* Begin Input rows *
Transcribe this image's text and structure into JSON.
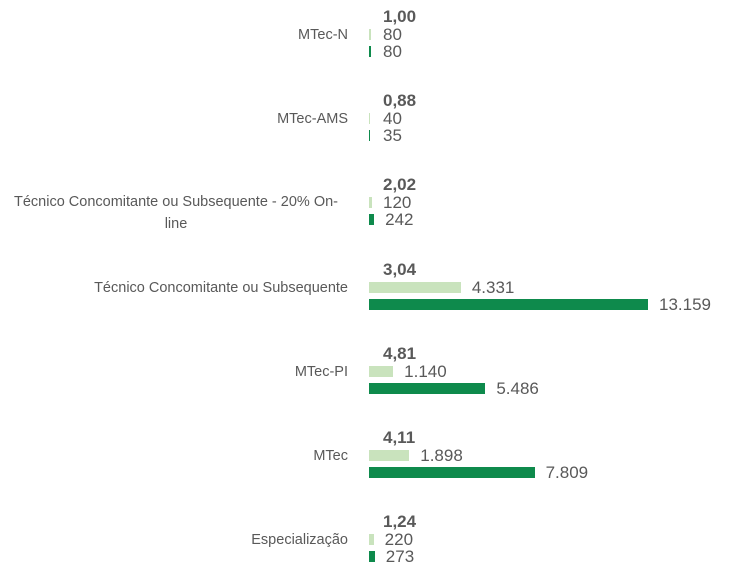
{
  "chart_data": {
    "type": "bar",
    "orientation": "horizontal",
    "categories": [
      "MTec-N",
      "MTec-AMS",
      "Técnico Concomitante ou Subsequente - 20% On-line",
      "Técnico Concomitante ou Subsequente",
      "MTec-PI",
      "MTec",
      "Especialização"
    ],
    "ratios": {
      "values": [
        1.0,
        0.88,
        2.02,
        3.04,
        4.81,
        4.11,
        1.24
      ],
      "value_labels": [
        "1,00",
        "0,88",
        "2,02",
        "3,04",
        "4,81",
        "4,11",
        "1,24"
      ]
    },
    "series": [
      {
        "color": "#c9e3bd",
        "values": [
          80,
          40,
          120,
          4331,
          1140,
          1898,
          220
        ],
        "value_labels": [
          "80",
          "40",
          "120",
          "4.331",
          "1.140",
          "1.898",
          "220"
        ]
      },
      {
        "color": "#0e8a4c",
        "values": [
          80,
          35,
          242,
          13159,
          5486,
          7809,
          273
        ],
        "value_labels": [
          "80",
          "35",
          "242",
          "13.159",
          "5.486",
          "7.809",
          "273"
        ]
      }
    ]
  }
}
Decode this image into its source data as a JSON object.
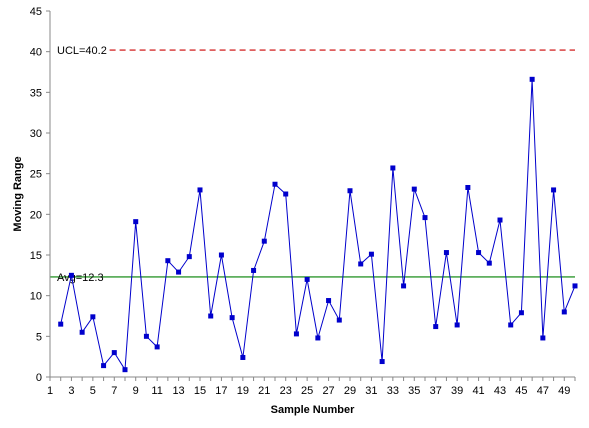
{
  "chart_data": {
    "type": "line",
    "title": "",
    "xlabel": "Sample Number",
    "ylabel": "Moving Range",
    "xlim": [
      1,
      50
    ],
    "ylim": [
      0,
      45
    ],
    "x_ticks": [
      1,
      3,
      5,
      7,
      9,
      11,
      13,
      15,
      17,
      19,
      21,
      23,
      25,
      27,
      29,
      31,
      33,
      35,
      37,
      39,
      41,
      43,
      45,
      47,
      49
    ],
    "y_ticks": [
      0,
      5,
      10,
      15,
      20,
      25,
      30,
      35,
      40,
      45
    ],
    "grid": false,
    "series": [
      {
        "color": "#0000CC",
        "x": [
          2,
          3,
          4,
          5,
          6,
          7,
          8,
          9,
          10,
          11,
          12,
          13,
          14,
          15,
          16,
          17,
          18,
          19,
          20,
          21,
          22,
          23,
          24,
          25,
          26,
          27,
          28,
          29,
          30,
          31,
          32,
          33,
          34,
          35,
          36,
          37,
          38,
          39,
          40,
          41,
          42,
          43,
          44,
          45,
          46,
          47,
          48,
          49,
          50
        ],
        "values": [
          6.5,
          12.5,
          5.5,
          7.4,
          1.4,
          3.0,
          0.9,
          19.1,
          5.0,
          3.7,
          14.3,
          12.9,
          14.8,
          23.0,
          7.5,
          15.0,
          7.3,
          2.4,
          13.1,
          16.7,
          23.7,
          22.5,
          5.3,
          12.0,
          4.8,
          9.4,
          7.0,
          22.9,
          13.9,
          15.1,
          1.9,
          25.7,
          11.2,
          23.1,
          19.6,
          6.2,
          15.3,
          6.4,
          23.3,
          15.3,
          14.0,
          19.3,
          6.4,
          7.9,
          36.6,
          4.8,
          23.0,
          8.0,
          11.2
        ]
      }
    ],
    "reference_lines": [
      {
        "label": "UCL=40.2",
        "value": 40.2,
        "color": "#CC0000",
        "style": "dashed"
      },
      {
        "label": "Avg=12.3",
        "value": 12.3,
        "color": "#008000",
        "style": "solid"
      }
    ]
  }
}
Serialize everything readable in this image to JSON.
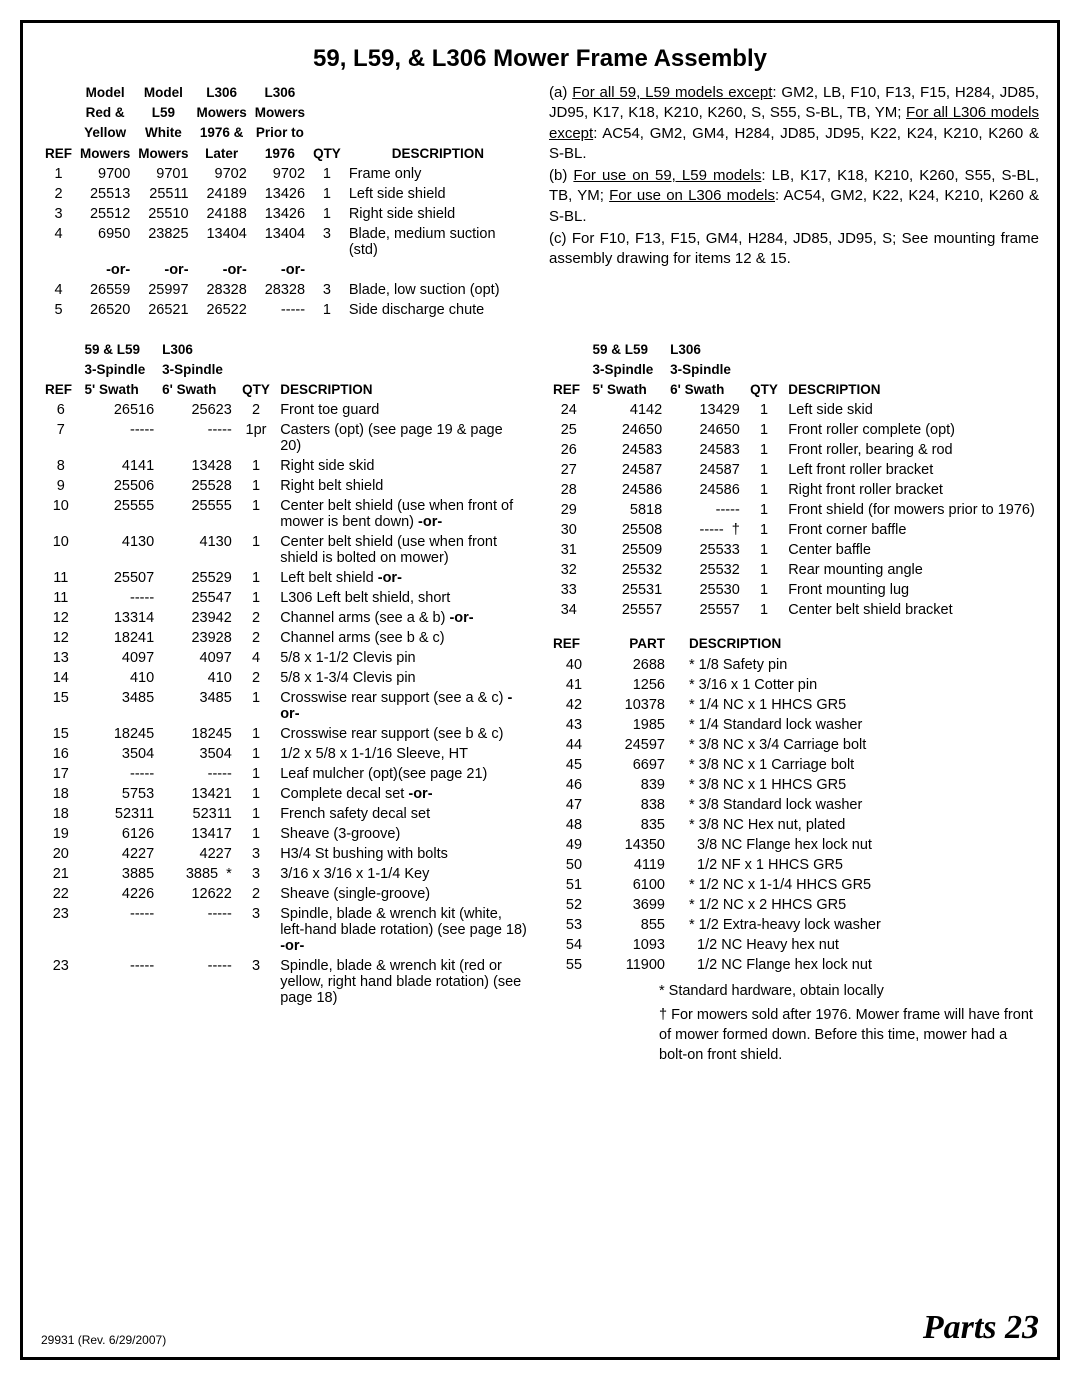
* End Input rows *
# Job
Set down every entry word for word, but omit the pictures.

# Task response
Transcribe this image's text and structure into JSON.
{
  "chart_data": {
    "type": "bar",
    "orientation": "horizontal",
    "categories": [
      "MTec-N",
      "MTec-AMS",
      "Técnico Concomitante ou Subsequente - 20% On-line",
      "Técnico Concomitante ou Subsequente",
      "MTec-PI",
      "MTec",
      "Especialização"
    ],
    "ratios": {
      "values": [
        1.0,
        0.88,
        2.02,
        3.04,
        4.81,
        4.11,
        1.24
      ],
      "value_labels": [
        "1,00",
        "0,88",
        "2,02",
        "3,04",
        "4,81",
        "4,11",
        "1,24"
      ]
    },
    "series": [
      {
        "color": "#c9e3bd",
        "values": [
          80,
          40,
          120,
          4331,
          1140,
          1898,
          220
        ],
        "value_labels": [
          "80",
          "40",
          "120",
          "4.331",
          "1.140",
          "1.898",
          "220"
        ]
      },
      {
        "color": "#0e8a4c",
        "values": [
          80,
          35,
          242,
          13159,
          5486,
          7809,
          273
        ],
        "value_labels": [
          "80",
          "35",
          "242",
          "13.159",
          "5.486",
          "7.809",
          "273"
        ]
      }
    ]
  }
}
Decode this image into its source data as a JSON object.
{
  "chart_data": {
    "type": "line",
    "title": "",
    "xlabel": "Sample Number",
    "ylabel": "Moving Range",
    "xlim": [
      1,
      50
    ],
    "ylim": [
      0,
      45
    ],
    "x_ticks": [
      1,
      3,
      5,
      7,
      9,
      11,
      13,
      15,
      17,
      19,
      21,
      23,
      25,
      27,
      29,
      31,
      33,
      35,
      37,
      39,
      41,
      43,
      45,
      47,
      49
    ],
    "y_ticks": [
      0,
      5,
      10,
      15,
      20,
      25,
      30,
      35,
      40,
      45
    ],
    "grid": false,
    "series": [
      {
        "color": "#0000CC",
        "x": [
          2,
          3,
          4,
          5,
          6,
          7,
          8,
          9,
          10,
          11,
          12,
          13,
          14,
          15,
          16,
          17,
          18,
          19,
          20,
          21,
          22,
          23,
          24,
          25,
          26,
          27,
          28,
          29,
          30,
          31,
          32,
          33,
          34,
          35,
          36,
          37,
          38,
          39,
          40,
          41,
          42,
          43,
          44,
          45,
          46,
          47,
          48,
          49,
          50
        ],
        "values": [
          6.5,
          12.5,
          5.5,
          7.4,
          1.4,
          3.0,
          0.9,
          19.1,
          5.0,
          3.7,
          14.3,
          12.9,
          14.8,
          23.0,
          7.5,
          15.0,
          7.3,
          2.4,
          13.1,
          16.7,
          23.7,
          22.5,
          5.3,
          12.0,
          4.8,
          9.4,
          7.0,
          22.9,
          13.9,
          15.1,
          1.9,
          25.7,
          11.2,
          23.1,
          19.6,
          6.2,
          15.3,
          6.4,
          23.3,
          15.3,
          14.0,
          19.3,
          6.4,
          7.9,
          36.6,
          4.8,
          23.0,
          8.0,
          11.2
        ]
      }
    ],
    "reference_lines": [
      {
        "label": "UCL=40.2",
        "value": 40.2,
        "color": "#CC0000",
        "style": "dashed"
      },
      {
        "label": "Avg=12.3",
        "value": 12.3,
        "color": "#008000",
        "style": "solid"
      }
    ]
  }
}
Serialize everything readable in this image to JSON.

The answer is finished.